======== INFORMATION
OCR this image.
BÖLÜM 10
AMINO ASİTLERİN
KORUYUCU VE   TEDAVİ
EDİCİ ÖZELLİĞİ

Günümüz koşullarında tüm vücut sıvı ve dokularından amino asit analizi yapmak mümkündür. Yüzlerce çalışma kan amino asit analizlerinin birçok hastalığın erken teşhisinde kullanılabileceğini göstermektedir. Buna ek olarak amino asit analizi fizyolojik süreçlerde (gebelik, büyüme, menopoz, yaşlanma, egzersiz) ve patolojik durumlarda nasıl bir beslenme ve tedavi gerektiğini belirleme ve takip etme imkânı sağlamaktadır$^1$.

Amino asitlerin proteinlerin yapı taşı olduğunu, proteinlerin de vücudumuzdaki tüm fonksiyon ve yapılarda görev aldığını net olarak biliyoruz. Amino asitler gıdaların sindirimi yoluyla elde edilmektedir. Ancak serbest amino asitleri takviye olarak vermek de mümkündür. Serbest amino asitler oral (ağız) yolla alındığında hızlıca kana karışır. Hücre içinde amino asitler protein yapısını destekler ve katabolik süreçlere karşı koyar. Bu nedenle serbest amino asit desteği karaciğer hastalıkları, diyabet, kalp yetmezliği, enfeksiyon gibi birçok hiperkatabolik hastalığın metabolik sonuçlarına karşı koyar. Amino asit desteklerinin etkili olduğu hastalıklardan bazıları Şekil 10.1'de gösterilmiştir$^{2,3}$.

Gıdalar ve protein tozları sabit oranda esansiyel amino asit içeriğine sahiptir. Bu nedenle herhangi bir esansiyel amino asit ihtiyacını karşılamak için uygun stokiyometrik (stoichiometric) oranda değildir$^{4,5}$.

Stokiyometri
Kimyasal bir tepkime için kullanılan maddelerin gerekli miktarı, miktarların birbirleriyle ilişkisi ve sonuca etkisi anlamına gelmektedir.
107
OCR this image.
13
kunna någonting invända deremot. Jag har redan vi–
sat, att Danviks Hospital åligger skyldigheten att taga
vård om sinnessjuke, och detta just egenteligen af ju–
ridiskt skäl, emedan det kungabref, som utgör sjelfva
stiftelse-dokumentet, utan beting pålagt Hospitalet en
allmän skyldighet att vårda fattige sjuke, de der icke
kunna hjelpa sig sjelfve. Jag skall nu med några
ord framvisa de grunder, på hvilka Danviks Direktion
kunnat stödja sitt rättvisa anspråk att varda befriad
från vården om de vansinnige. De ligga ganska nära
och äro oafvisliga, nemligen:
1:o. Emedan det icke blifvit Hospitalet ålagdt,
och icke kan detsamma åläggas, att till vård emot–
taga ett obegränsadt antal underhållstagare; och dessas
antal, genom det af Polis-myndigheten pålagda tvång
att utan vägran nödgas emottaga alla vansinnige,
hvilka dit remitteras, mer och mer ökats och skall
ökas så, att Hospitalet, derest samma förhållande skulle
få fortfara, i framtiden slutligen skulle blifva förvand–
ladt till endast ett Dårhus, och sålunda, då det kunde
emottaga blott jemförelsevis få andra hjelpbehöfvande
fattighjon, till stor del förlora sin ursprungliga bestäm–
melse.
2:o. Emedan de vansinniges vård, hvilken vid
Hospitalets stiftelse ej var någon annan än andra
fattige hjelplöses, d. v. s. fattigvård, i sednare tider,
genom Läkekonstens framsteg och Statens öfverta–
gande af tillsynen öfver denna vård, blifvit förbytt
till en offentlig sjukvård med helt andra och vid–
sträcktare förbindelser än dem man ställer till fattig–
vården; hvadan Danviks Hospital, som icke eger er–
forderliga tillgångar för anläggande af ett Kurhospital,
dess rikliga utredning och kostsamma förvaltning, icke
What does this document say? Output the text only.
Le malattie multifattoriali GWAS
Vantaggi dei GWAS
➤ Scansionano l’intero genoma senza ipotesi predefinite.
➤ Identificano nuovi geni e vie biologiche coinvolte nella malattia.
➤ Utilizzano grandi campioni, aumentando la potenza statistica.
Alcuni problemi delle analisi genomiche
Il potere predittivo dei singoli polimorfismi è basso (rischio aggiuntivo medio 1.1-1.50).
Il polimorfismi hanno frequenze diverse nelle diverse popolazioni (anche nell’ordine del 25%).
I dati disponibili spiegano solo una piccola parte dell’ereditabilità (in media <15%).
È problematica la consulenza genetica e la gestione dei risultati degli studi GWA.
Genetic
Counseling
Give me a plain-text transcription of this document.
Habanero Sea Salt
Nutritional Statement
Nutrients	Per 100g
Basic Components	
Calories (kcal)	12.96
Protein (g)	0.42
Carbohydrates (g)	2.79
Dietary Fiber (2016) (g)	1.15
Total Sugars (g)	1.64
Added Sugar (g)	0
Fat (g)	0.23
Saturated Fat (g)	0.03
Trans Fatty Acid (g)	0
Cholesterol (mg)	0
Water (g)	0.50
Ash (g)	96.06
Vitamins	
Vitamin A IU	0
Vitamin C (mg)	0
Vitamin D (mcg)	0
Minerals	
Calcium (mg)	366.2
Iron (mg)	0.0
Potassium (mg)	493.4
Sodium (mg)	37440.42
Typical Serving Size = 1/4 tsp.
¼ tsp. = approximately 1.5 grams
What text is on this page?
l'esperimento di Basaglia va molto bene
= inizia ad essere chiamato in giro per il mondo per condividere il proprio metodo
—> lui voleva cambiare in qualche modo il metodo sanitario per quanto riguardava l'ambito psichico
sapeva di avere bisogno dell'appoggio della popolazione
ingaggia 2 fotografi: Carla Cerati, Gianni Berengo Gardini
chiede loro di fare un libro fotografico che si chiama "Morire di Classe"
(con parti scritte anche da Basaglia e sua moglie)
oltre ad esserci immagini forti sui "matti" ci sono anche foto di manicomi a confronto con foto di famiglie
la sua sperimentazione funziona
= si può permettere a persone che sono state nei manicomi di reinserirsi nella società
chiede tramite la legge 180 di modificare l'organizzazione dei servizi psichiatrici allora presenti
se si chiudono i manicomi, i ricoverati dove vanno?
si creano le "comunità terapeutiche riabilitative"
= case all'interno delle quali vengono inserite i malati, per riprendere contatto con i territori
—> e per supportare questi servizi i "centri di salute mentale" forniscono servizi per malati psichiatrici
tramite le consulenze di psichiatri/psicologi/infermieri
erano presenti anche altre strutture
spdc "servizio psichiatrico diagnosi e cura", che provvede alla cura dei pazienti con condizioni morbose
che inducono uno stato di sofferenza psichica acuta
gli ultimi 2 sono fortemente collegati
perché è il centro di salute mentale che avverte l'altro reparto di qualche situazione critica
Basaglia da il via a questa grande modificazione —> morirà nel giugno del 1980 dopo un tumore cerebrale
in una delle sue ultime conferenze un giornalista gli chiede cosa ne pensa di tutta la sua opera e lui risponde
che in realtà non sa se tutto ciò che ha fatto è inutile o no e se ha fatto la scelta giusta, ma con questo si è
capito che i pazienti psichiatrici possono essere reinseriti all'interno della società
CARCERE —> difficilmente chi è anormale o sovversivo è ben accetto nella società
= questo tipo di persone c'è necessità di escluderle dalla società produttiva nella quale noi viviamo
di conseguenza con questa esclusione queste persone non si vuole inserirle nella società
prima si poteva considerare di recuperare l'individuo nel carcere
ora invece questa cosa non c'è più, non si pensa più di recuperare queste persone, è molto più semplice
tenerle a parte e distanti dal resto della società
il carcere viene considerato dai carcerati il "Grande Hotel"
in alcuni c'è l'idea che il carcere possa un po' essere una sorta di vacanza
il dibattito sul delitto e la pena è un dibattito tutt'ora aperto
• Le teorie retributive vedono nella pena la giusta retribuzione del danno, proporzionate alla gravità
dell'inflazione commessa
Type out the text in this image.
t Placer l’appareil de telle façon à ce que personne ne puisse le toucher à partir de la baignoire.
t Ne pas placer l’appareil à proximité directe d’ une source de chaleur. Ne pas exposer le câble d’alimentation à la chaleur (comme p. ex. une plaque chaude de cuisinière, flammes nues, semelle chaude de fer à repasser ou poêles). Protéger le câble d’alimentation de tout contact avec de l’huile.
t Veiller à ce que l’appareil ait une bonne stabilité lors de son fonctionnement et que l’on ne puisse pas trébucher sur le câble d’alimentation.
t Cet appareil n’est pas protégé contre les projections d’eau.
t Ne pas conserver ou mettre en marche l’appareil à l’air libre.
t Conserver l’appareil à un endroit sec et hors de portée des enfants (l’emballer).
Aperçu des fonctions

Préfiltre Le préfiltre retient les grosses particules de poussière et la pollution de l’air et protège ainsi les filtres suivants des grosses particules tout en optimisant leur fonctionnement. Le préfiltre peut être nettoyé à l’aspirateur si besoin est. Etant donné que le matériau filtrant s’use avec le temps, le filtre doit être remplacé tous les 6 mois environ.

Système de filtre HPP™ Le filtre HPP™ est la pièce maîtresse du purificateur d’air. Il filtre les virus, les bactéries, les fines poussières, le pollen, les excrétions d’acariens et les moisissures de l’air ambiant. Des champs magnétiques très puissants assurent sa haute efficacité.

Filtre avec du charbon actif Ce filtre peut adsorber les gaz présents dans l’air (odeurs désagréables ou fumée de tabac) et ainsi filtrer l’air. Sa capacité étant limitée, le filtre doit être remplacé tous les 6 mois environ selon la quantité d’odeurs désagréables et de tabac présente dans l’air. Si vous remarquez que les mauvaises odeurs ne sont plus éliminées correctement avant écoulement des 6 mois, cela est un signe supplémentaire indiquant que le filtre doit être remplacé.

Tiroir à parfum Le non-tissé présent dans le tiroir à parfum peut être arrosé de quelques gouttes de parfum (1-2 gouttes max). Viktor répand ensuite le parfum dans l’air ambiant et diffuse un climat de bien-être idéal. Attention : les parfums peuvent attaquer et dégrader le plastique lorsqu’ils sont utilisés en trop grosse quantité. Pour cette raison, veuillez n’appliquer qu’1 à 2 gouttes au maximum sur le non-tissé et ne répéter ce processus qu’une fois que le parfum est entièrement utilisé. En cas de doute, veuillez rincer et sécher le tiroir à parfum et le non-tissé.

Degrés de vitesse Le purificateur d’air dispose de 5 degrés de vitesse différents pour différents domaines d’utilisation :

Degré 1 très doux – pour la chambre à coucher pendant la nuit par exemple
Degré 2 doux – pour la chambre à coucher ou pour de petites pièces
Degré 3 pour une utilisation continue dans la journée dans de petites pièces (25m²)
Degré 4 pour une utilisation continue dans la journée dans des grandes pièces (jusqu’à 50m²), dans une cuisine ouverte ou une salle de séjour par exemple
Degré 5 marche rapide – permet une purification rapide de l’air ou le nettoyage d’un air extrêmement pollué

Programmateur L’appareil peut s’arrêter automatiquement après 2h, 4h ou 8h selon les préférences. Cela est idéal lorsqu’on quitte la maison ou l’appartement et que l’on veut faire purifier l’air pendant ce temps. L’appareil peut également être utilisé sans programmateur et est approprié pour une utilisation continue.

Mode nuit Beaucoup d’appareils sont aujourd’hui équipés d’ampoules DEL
================
ASSIGNMENT: The answer must be every line of the records above that holds the word "interno".

THE ANSWER:
= case all'interno delle quali vengono inserite i malati, per riprendere contatto con i territori
capito che i pazienti psichiatrici possono essere reinseriti all'interno della società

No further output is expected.